Give only the count of lines containing "Disassembly".

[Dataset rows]
|---|

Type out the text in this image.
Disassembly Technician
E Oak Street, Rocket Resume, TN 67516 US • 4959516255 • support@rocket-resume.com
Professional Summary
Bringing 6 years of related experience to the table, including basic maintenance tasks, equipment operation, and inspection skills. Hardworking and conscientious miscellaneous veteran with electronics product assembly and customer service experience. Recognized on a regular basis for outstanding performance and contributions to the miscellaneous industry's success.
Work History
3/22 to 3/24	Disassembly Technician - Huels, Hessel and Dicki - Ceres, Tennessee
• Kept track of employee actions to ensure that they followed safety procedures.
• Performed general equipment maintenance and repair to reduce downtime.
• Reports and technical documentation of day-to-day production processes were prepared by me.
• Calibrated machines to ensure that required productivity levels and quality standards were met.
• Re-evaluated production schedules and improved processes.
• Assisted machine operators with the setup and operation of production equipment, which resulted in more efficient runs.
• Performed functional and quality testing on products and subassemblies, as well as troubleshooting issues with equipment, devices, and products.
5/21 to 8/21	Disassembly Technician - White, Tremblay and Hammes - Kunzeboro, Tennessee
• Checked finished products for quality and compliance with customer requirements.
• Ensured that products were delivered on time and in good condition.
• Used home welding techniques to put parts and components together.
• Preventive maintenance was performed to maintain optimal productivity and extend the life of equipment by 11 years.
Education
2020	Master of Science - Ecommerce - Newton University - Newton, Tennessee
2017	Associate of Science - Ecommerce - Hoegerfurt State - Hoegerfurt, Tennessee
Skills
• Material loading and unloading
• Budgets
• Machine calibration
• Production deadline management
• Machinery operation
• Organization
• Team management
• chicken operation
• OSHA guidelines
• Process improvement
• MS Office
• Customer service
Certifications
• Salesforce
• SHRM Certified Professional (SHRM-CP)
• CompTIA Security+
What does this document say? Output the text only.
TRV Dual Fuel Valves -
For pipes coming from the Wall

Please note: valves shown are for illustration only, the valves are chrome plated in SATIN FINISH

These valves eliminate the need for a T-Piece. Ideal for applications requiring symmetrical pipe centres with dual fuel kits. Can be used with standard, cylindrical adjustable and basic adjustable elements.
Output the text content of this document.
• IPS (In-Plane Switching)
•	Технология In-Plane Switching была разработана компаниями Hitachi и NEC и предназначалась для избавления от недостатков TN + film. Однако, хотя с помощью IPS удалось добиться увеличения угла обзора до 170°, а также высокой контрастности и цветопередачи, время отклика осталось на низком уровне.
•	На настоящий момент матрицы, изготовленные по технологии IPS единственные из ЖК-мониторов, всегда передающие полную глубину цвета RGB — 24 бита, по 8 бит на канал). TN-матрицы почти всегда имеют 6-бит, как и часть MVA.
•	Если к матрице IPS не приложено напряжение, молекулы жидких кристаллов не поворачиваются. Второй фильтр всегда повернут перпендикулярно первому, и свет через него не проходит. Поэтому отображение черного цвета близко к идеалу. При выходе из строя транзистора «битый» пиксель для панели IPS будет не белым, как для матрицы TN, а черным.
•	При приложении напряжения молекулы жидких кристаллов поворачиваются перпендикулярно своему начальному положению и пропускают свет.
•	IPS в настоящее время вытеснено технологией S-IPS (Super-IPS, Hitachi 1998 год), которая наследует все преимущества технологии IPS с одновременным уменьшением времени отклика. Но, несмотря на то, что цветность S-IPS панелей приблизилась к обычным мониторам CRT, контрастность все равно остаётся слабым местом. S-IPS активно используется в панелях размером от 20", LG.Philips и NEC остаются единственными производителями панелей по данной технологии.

|---|

__SOLUTION TO THIS TASK__: 3